PROBLEM
Bring together all lines of the material below that contain the string "label".

TASK MATERIAL

- - - - - - -

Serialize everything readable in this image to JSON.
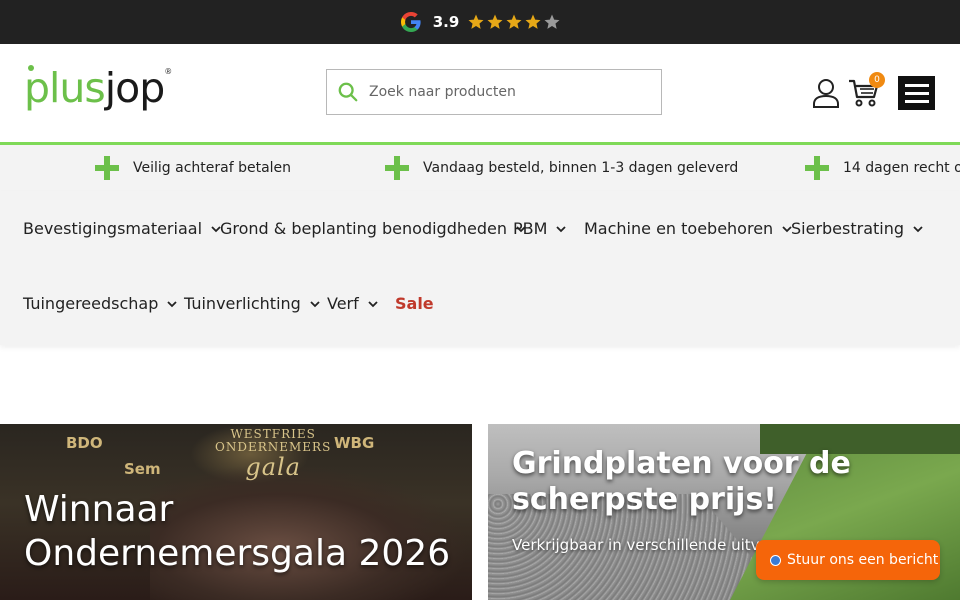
{
  "rating": {
    "score": "3.9",
    "stars_filled": 4,
    "stars_total": 5,
    "provider_icon": "google-icon"
  },
  "header": {
    "logo": {
      "plus": "plus",
      "jop": "jop",
      "reg": "®"
    },
    "search": {
      "placeholder": "Zoek naar producten",
      "value": ""
    },
    "cart_count": "0",
    "icons": [
      "search-icon",
      "user-icon",
      "cart-icon",
      "menu-icon"
    ]
  },
  "usp": [
    {
      "text": "Veilig achteraf betalen"
    },
    {
      "text": "Vandaag besteld, binnen 1-3 dagen geleverd"
    },
    {
      "text": "14 dagen recht op"
    }
  ],
  "categories": [
    {
      "label": "Bevestigingsmateriaal"
    },
    {
      "label": "Grond & beplanting benodigdheden"
    },
    {
      "label": "PBM"
    },
    {
      "label": "Machine en toebehoren"
    },
    {
      "label": "Sierbestrating"
    },
    {
      "label": "Tuingereedschap"
    },
    {
      "label": "Tuinverlichting"
    },
    {
      "label": "Verf"
    },
    {
      "label": "Sale"
    }
  ],
  "banners": {
    "left": {
      "title_line1": "Winnaar",
      "title_line2": "Ondernemersgala 2026",
      "sign_top": "WESTFRIES",
      "sign_mid": "ONDERNEMERS",
      "sign_big": "gala",
      "sponsors": [
        "BDO",
        "Sem",
        "WBG"
      ]
    },
    "right": {
      "title_line1": "Grindplaten voor de",
      "title_line2": "scherpste prijs!",
      "subtitle": "Verkrijgbaar in verschillende uitv"
    }
  },
  "chat": {
    "label": "Stuur ons een bericht"
  },
  "colors": {
    "brand_green": "#6cc04a",
    "topbar": "#222222",
    "chat_orange": "#f5650a",
    "sale_red": "#c0392b",
    "badge_orange": "#f08a12"
  }
}
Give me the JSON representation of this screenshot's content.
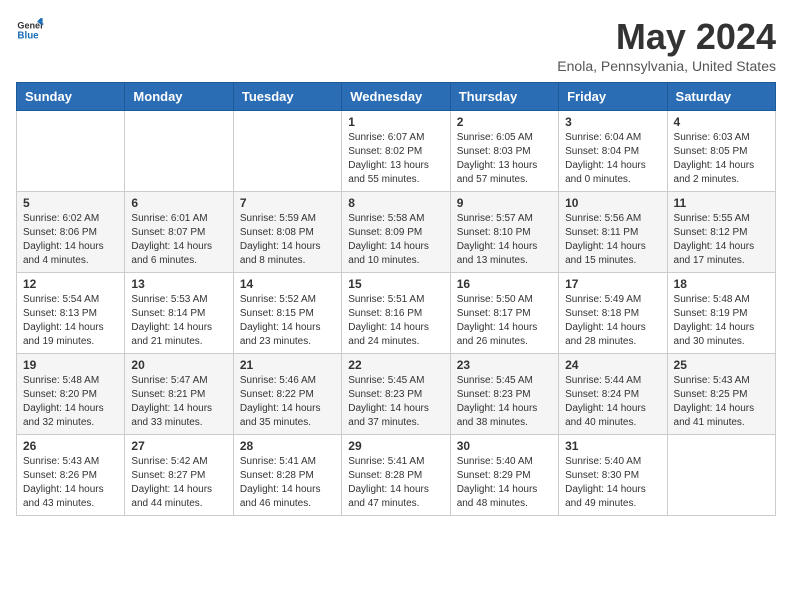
{
  "logo": {
    "general": "General",
    "blue": "Blue"
  },
  "title": "May 2024",
  "location": "Enola, Pennsylvania, United States",
  "weekdays": [
    "Sunday",
    "Monday",
    "Tuesday",
    "Wednesday",
    "Thursday",
    "Friday",
    "Saturday"
  ],
  "weeks": [
    [
      {
        "day": "",
        "sunrise": "",
        "sunset": "",
        "daylight": ""
      },
      {
        "day": "",
        "sunrise": "",
        "sunset": "",
        "daylight": ""
      },
      {
        "day": "",
        "sunrise": "",
        "sunset": "",
        "daylight": ""
      },
      {
        "day": "1",
        "sunrise": "Sunrise: 6:07 AM",
        "sunset": "Sunset: 8:02 PM",
        "daylight": "Daylight: 13 hours and 55 minutes."
      },
      {
        "day": "2",
        "sunrise": "Sunrise: 6:05 AM",
        "sunset": "Sunset: 8:03 PM",
        "daylight": "Daylight: 13 hours and 57 minutes."
      },
      {
        "day": "3",
        "sunrise": "Sunrise: 6:04 AM",
        "sunset": "Sunset: 8:04 PM",
        "daylight": "Daylight: 14 hours and 0 minutes."
      },
      {
        "day": "4",
        "sunrise": "Sunrise: 6:03 AM",
        "sunset": "Sunset: 8:05 PM",
        "daylight": "Daylight: 14 hours and 2 minutes."
      }
    ],
    [
      {
        "day": "5",
        "sunrise": "Sunrise: 6:02 AM",
        "sunset": "Sunset: 8:06 PM",
        "daylight": "Daylight: 14 hours and 4 minutes."
      },
      {
        "day": "6",
        "sunrise": "Sunrise: 6:01 AM",
        "sunset": "Sunset: 8:07 PM",
        "daylight": "Daylight: 14 hours and 6 minutes."
      },
      {
        "day": "7",
        "sunrise": "Sunrise: 5:59 AM",
        "sunset": "Sunset: 8:08 PM",
        "daylight": "Daylight: 14 hours and 8 minutes."
      },
      {
        "day": "8",
        "sunrise": "Sunrise: 5:58 AM",
        "sunset": "Sunset: 8:09 PM",
        "daylight": "Daylight: 14 hours and 10 minutes."
      },
      {
        "day": "9",
        "sunrise": "Sunrise: 5:57 AM",
        "sunset": "Sunset: 8:10 PM",
        "daylight": "Daylight: 14 hours and 13 minutes."
      },
      {
        "day": "10",
        "sunrise": "Sunrise: 5:56 AM",
        "sunset": "Sunset: 8:11 PM",
        "daylight": "Daylight: 14 hours and 15 minutes."
      },
      {
        "day": "11",
        "sunrise": "Sunrise: 5:55 AM",
        "sunset": "Sunset: 8:12 PM",
        "daylight": "Daylight: 14 hours and 17 minutes."
      }
    ],
    [
      {
        "day": "12",
        "sunrise": "Sunrise: 5:54 AM",
        "sunset": "Sunset: 8:13 PM",
        "daylight": "Daylight: 14 hours and 19 minutes."
      },
      {
        "day": "13",
        "sunrise": "Sunrise: 5:53 AM",
        "sunset": "Sunset: 8:14 PM",
        "daylight": "Daylight: 14 hours and 21 minutes."
      },
      {
        "day": "14",
        "sunrise": "Sunrise: 5:52 AM",
        "sunset": "Sunset: 8:15 PM",
        "daylight": "Daylight: 14 hours and 23 minutes."
      },
      {
        "day": "15",
        "sunrise": "Sunrise: 5:51 AM",
        "sunset": "Sunset: 8:16 PM",
        "daylight": "Daylight: 14 hours and 24 minutes."
      },
      {
        "day": "16",
        "sunrise": "Sunrise: 5:50 AM",
        "sunset": "Sunset: 8:17 PM",
        "daylight": "Daylight: 14 hours and 26 minutes."
      },
      {
        "day": "17",
        "sunrise": "Sunrise: 5:49 AM",
        "sunset": "Sunset: 8:18 PM",
        "daylight": "Daylight: 14 hours and 28 minutes."
      },
      {
        "day": "18",
        "sunrise": "Sunrise: 5:48 AM",
        "sunset": "Sunset: 8:19 PM",
        "daylight": "Daylight: 14 hours and 30 minutes."
      }
    ],
    [
      {
        "day": "19",
        "sunrise": "Sunrise: 5:48 AM",
        "sunset": "Sunset: 8:20 PM",
        "daylight": "Daylight: 14 hours and 32 minutes."
      },
      {
        "day": "20",
        "sunrise": "Sunrise: 5:47 AM",
        "sunset": "Sunset: 8:21 PM",
        "daylight": "Daylight: 14 hours and 33 minutes."
      },
      {
        "day": "21",
        "sunrise": "Sunrise: 5:46 AM",
        "sunset": "Sunset: 8:22 PM",
        "daylight": "Daylight: 14 hours and 35 minutes."
      },
      {
        "day": "22",
        "sunrise": "Sunrise: 5:45 AM",
        "sunset": "Sunset: 8:23 PM",
        "daylight": "Daylight: 14 hours and 37 minutes."
      },
      {
        "day": "23",
        "sunrise": "Sunrise: 5:45 AM",
        "sunset": "Sunset: 8:23 PM",
        "daylight": "Daylight: 14 hours and 38 minutes."
      },
      {
        "day": "24",
        "sunrise": "Sunrise: 5:44 AM",
        "sunset": "Sunset: 8:24 PM",
        "daylight": "Daylight: 14 hours and 40 minutes."
      },
      {
        "day": "25",
        "sunrise": "Sunrise: 5:43 AM",
        "sunset": "Sunset: 8:25 PM",
        "daylight": "Daylight: 14 hours and 41 minutes."
      }
    ],
    [
      {
        "day": "26",
        "sunrise": "Sunrise: 5:43 AM",
        "sunset": "Sunset: 8:26 PM",
        "daylight": "Daylight: 14 hours and 43 minutes."
      },
      {
        "day": "27",
        "sunrise": "Sunrise: 5:42 AM",
        "sunset": "Sunset: 8:27 PM",
        "daylight": "Daylight: 14 hours and 44 minutes."
      },
      {
        "day": "28",
        "sunrise": "Sunrise: 5:41 AM",
        "sunset": "Sunset: 8:28 PM",
        "daylight": "Daylight: 14 hours and 46 minutes."
      },
      {
        "day": "29",
        "sunrise": "Sunrise: 5:41 AM",
        "sunset": "Sunset: 8:28 PM",
        "daylight": "Daylight: 14 hours and 47 minutes."
      },
      {
        "day": "30",
        "sunrise": "Sunrise: 5:40 AM",
        "sunset": "Sunset: 8:29 PM",
        "daylight": "Daylight: 14 hours and 48 minutes."
      },
      {
        "day": "31",
        "sunrise": "Sunrise: 5:40 AM",
        "sunset": "Sunset: 8:30 PM",
        "daylight": "Daylight: 14 hours and 49 minutes."
      },
      {
        "day": "",
        "sunrise": "",
        "sunset": "",
        "daylight": ""
      }
    ]
  ]
}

- - - - - - -

EXPECTED OUTPUT
      "label": "Bevestigingsmateriaal"
      "label": "Grond & beplanting benodigdheden"
      "label": "PBM"
      "label": "Machine en toebehoren"
      "label": "Sierbestrating"
      "label": "Tuingereedschap"
      "label": "Tuinverlichting"
      "label": "Verf"
      "label": "Sale"
    "label": "Stuur ons een bericht"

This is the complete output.